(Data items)

:::

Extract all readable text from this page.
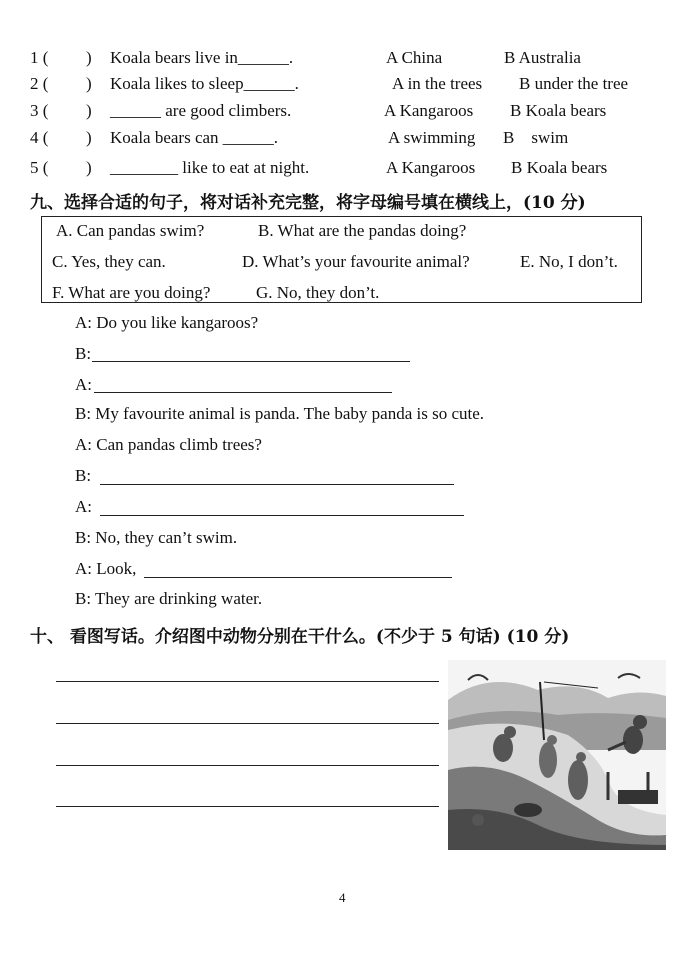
1 ( ) Koala bears live in______.	A China	B Australia
2 ( ) Koala likes to sleep______.	A in the trees B under the tree
3 ( ) ______ are good climbers.	A Kangaroos B Koala bears
4 ( ) Koala bears can ______.	A swimming B    swim
5 ( ) ________ like to eat at night.	A Kangaroos B Koala bears
九、选择合适的句子，将对话补充完整，将字母编号填在横线上，(10 分)
A. Can pandas swim?	B. What are the pandas doing?
C. Yes, they can.	D. What’s your favourite animal?	E. No, I don’t.
F. What are you doing?	G. No, they don’t.
A: Do you like kangaroos?
B:
A:
B: My favourite animal is panda. The baby panda is so cute.
A: Can pandas climb trees?
B:
A:
B: No, they can’t swim.
A: Look,
B: They are drinking water.
十、 看图写话。介绍图中动物分别在干什么。(不少于 5 句话) (10 分)
4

:::

--- Task requirements ---
Search the records for the string "Koala" and return every line in which it occurs.

--- Result of the task ---
1 ( ) Koala bears live in______.	A China	B Australia
2 ( ) Koala likes to sleep______.	A in the trees B under the tree
3 ( ) ______ are good climbers.	A Kangaroos B Koala bears
4 ( ) Koala bears can ______.	A swimming B    swim
5 ( ) ________ like to eat at night.	A Kangaroos B Koala bears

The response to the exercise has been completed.